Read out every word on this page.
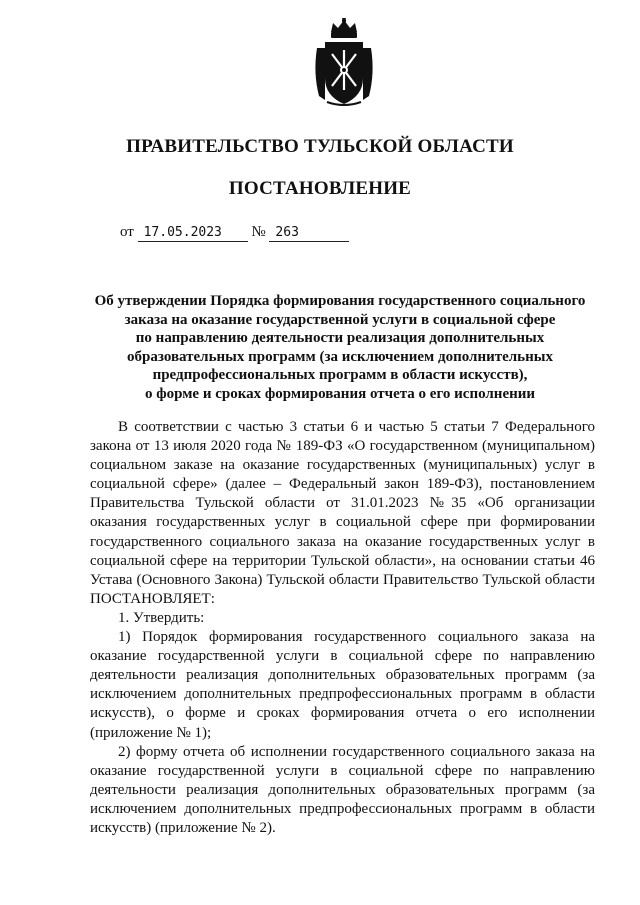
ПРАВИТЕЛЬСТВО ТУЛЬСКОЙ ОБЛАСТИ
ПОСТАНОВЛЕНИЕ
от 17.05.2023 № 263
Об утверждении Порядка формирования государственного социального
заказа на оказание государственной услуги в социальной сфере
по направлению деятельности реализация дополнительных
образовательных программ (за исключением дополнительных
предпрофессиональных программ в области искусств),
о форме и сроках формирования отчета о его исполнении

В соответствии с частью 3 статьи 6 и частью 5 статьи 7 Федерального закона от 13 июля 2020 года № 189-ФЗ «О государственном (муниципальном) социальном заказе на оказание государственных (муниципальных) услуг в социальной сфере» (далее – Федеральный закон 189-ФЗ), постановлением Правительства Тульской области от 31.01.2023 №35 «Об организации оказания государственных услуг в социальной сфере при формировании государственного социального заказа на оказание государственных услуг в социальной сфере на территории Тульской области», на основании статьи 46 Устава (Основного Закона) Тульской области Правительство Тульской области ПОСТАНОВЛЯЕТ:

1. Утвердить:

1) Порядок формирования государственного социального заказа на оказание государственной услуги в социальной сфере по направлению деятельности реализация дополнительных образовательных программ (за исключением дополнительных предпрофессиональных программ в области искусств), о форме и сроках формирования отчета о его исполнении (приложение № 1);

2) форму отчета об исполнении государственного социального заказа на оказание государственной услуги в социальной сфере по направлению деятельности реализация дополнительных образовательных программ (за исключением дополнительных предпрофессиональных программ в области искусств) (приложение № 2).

-*-

TASK TO CARRY OUT: Using the listing above, show each line holding the string "форме".

TASK OUTPUT:
о форме и сроках формирования отчета о его исполнении
1) Порядок формирования государственного социального заказа на оказание государственной услуги в социальной сфере по направлению деятельности реализация дополнительных образовательных программ (за исключением дополнительных предпрофессиональных программ в области искусств), о форме и сроках формирования отчета о его исполнении (приложение № 1);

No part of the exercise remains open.